* _GIVEN INSTRUCTION_
Every line that includes the word "店怪兽小程序" is to be listed.
--- AVAILABLE DATA ---
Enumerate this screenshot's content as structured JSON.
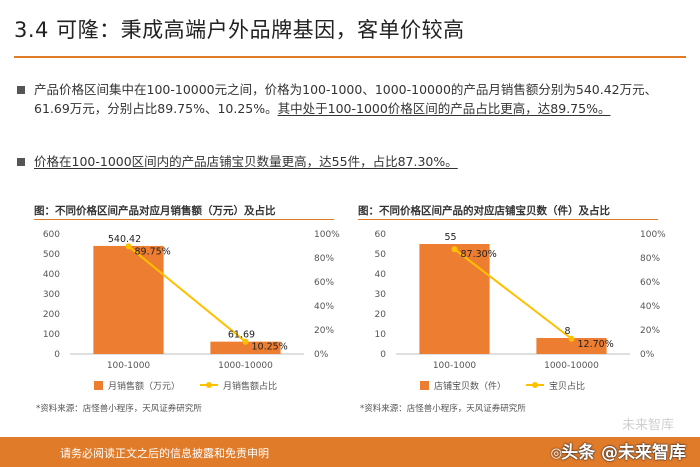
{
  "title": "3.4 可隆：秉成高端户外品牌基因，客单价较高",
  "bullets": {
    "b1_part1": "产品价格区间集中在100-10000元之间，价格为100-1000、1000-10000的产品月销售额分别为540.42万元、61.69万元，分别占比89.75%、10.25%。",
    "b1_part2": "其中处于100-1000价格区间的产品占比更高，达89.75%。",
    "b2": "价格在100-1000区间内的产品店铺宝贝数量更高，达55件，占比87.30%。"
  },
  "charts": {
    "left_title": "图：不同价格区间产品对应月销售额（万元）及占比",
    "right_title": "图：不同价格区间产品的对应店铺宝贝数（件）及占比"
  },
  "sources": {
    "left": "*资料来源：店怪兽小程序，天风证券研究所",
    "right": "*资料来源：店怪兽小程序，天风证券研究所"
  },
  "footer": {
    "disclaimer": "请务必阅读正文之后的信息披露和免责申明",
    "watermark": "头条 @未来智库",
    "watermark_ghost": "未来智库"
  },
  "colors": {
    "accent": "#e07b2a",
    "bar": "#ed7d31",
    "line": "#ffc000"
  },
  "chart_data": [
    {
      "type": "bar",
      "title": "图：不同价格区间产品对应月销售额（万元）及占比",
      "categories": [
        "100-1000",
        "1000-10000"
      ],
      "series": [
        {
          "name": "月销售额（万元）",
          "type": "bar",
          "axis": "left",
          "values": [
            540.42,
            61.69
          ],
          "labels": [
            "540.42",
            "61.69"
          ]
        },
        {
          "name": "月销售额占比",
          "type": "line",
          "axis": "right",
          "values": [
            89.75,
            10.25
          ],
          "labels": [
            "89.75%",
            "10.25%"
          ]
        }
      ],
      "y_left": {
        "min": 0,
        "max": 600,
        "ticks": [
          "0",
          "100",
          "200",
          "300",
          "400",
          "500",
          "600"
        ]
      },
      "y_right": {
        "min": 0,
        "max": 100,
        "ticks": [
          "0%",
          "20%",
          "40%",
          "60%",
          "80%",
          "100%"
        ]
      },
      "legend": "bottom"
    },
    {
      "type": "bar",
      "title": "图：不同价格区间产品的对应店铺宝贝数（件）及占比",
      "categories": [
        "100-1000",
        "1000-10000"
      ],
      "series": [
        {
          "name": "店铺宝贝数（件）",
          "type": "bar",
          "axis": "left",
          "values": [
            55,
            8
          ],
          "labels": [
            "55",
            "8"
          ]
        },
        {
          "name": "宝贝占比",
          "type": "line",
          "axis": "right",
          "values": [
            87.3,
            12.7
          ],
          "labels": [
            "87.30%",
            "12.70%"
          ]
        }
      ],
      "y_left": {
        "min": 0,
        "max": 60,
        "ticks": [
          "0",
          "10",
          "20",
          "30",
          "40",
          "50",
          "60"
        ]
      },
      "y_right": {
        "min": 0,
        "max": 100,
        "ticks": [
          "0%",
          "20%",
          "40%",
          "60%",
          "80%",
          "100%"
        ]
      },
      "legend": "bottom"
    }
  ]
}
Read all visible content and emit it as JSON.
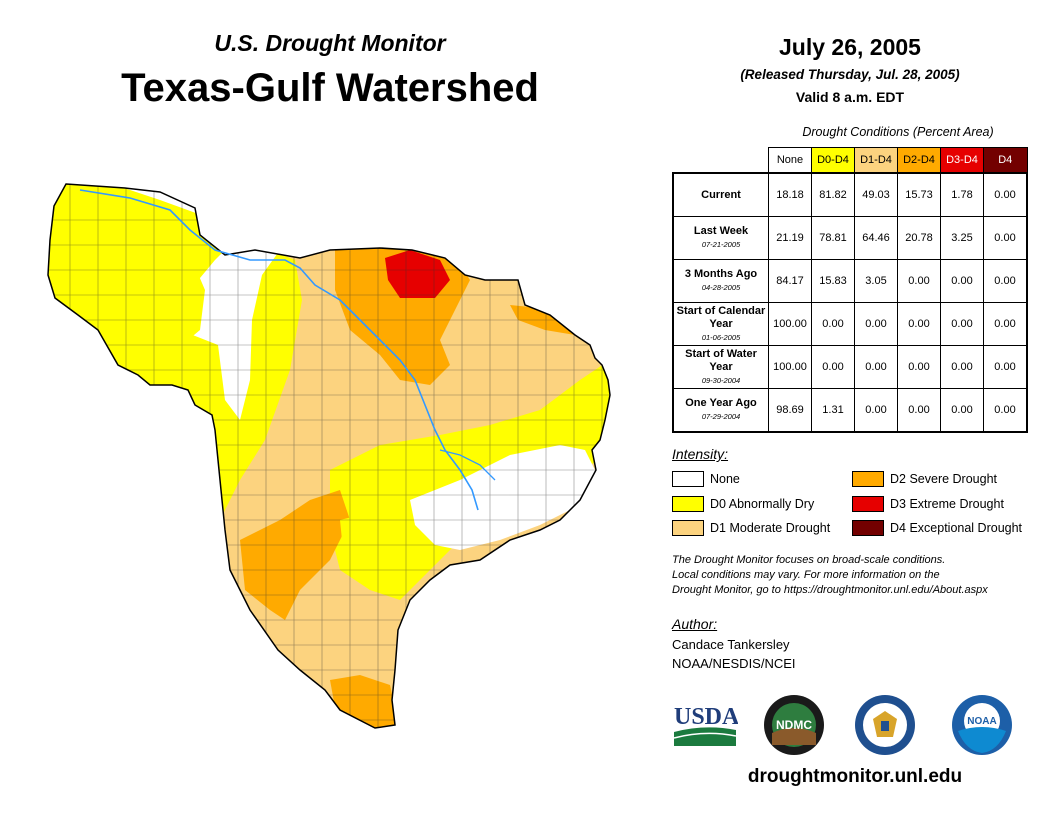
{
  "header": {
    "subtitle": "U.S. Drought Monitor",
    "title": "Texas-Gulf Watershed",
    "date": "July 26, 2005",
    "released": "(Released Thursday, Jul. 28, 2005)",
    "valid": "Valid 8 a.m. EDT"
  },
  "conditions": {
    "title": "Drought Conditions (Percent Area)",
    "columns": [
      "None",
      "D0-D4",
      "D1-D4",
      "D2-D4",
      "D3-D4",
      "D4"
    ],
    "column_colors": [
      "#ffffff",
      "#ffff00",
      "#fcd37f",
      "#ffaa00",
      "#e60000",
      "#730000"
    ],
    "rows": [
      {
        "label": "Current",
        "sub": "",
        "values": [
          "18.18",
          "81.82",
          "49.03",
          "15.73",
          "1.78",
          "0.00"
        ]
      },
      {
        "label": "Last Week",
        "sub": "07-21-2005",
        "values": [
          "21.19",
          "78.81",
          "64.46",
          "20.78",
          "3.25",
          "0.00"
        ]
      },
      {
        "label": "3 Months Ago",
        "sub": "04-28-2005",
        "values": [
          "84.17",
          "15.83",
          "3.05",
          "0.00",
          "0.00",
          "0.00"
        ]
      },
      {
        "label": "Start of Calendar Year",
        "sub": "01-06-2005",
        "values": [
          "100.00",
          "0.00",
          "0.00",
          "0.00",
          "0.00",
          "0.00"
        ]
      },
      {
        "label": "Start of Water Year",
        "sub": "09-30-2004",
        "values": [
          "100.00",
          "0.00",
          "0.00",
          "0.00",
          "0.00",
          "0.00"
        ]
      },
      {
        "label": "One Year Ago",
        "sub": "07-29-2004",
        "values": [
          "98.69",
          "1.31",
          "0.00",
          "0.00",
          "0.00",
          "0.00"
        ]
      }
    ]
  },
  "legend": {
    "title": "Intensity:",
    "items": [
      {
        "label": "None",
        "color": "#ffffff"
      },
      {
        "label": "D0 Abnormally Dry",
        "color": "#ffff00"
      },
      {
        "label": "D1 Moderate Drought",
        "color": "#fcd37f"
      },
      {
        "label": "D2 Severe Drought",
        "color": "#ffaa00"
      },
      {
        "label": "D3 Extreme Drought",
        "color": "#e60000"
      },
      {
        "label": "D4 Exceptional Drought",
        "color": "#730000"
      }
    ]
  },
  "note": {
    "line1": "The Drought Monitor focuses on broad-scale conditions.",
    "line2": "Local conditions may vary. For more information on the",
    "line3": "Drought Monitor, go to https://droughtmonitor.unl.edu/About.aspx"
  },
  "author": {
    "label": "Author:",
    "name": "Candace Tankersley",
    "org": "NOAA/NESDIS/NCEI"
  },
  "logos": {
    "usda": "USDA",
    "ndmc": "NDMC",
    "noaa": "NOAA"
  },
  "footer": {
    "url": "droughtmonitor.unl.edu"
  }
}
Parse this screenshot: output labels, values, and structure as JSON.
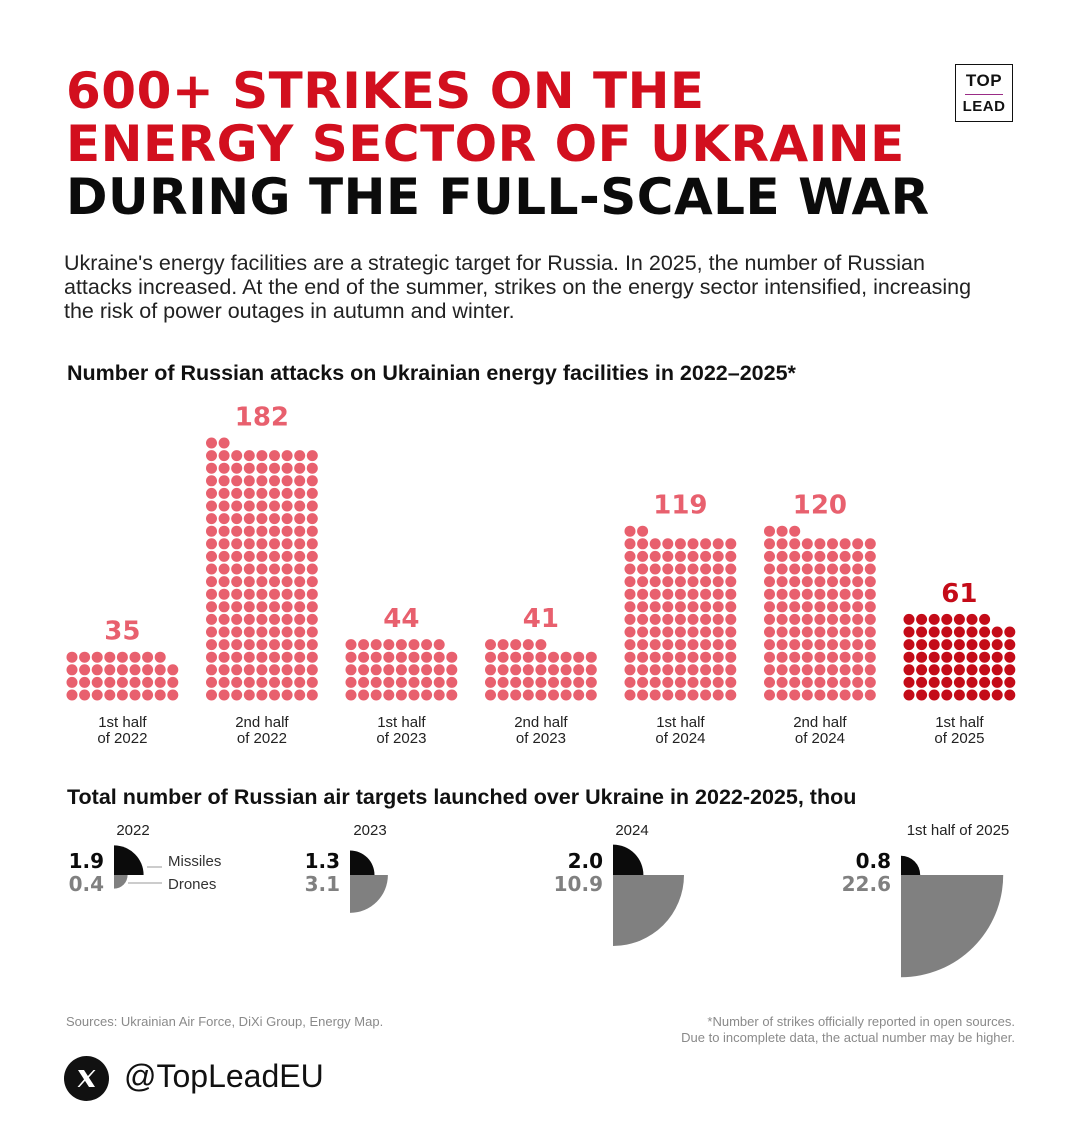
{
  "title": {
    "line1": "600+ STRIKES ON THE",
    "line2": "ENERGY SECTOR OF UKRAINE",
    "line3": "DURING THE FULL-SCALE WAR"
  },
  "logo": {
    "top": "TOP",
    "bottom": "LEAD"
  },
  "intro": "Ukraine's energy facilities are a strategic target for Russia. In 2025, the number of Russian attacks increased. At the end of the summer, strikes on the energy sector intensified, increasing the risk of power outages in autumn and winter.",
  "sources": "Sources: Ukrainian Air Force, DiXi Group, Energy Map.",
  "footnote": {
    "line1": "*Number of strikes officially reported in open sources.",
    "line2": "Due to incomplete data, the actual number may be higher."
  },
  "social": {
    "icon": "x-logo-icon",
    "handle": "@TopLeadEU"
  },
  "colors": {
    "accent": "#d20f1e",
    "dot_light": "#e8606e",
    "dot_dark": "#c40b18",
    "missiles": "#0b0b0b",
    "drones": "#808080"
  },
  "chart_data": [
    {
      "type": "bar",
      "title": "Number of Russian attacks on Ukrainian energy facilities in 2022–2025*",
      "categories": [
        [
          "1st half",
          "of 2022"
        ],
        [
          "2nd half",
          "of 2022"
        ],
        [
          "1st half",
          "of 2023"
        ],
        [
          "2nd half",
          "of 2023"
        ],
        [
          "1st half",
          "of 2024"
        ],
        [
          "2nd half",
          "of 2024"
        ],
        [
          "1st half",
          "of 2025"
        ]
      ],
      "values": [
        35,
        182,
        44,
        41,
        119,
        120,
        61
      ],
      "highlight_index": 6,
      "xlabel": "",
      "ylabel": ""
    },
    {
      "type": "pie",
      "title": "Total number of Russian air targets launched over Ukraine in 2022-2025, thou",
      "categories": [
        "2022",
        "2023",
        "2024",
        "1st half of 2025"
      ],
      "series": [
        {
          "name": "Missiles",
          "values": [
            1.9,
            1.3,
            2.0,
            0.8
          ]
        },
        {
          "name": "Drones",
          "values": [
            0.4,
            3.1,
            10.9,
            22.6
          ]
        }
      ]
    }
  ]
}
---
* _PROBLEM SOLUTION_
    "left": "*资料来源：店怪兽小程序，天风证券研究所",
    "right": "*资料来源：店怪兽小程序，天风证券研究所"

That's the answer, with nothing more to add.